[Records that describe figures]

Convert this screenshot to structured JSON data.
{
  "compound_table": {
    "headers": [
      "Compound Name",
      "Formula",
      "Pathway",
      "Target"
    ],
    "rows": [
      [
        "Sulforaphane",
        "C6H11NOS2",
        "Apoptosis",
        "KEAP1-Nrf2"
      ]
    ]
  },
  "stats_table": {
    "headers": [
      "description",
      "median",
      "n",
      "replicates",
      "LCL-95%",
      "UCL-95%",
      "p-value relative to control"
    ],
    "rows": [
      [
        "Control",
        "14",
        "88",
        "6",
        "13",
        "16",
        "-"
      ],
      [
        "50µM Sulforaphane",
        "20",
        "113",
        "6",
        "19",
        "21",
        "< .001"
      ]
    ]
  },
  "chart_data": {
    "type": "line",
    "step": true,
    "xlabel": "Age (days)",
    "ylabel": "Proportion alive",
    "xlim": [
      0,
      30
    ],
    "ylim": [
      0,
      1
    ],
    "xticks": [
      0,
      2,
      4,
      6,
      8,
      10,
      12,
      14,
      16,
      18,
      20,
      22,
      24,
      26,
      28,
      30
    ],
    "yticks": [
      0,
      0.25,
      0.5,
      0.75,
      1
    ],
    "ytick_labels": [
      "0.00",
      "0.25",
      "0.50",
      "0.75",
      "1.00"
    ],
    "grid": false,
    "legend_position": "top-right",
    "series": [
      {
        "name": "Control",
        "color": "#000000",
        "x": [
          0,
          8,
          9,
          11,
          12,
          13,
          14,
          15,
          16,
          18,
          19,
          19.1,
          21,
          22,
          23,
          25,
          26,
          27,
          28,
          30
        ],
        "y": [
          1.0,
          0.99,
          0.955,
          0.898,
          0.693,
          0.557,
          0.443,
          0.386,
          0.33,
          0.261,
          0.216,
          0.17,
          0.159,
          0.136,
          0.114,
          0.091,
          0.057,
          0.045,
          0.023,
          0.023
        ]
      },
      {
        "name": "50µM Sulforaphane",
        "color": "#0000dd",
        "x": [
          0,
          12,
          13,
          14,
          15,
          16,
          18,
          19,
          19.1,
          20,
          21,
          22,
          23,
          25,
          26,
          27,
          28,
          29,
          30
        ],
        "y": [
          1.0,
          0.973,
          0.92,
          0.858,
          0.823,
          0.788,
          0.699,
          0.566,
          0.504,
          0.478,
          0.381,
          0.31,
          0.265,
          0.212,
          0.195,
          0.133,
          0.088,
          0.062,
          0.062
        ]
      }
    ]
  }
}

==

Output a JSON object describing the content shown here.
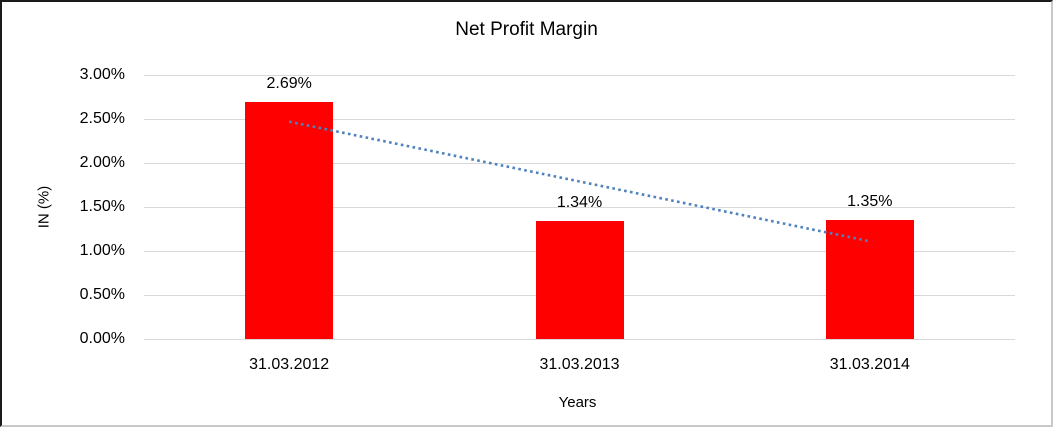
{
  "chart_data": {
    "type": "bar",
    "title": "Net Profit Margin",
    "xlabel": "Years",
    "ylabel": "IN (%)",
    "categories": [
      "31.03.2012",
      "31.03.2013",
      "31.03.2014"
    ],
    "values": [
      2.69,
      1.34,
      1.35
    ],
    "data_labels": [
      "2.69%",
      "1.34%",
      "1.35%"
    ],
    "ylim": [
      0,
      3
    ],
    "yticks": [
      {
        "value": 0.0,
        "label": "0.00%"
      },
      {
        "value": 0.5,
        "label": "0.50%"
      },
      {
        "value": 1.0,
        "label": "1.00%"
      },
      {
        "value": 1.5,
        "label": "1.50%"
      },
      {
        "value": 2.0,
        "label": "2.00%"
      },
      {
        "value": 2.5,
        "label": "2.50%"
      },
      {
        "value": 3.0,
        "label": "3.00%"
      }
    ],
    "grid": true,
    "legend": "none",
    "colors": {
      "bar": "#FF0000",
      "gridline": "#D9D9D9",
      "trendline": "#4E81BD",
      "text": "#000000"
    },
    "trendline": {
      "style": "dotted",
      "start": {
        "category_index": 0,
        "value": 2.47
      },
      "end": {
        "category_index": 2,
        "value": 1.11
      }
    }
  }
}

• [Written instruction]
Which lines in the records above contain the string "Sulforaphane"? Copy each one.

• [Solved exercise]
        "Sulforaphane",
        "50µM Sulforaphane",
        "name": "50µM Sulforaphane",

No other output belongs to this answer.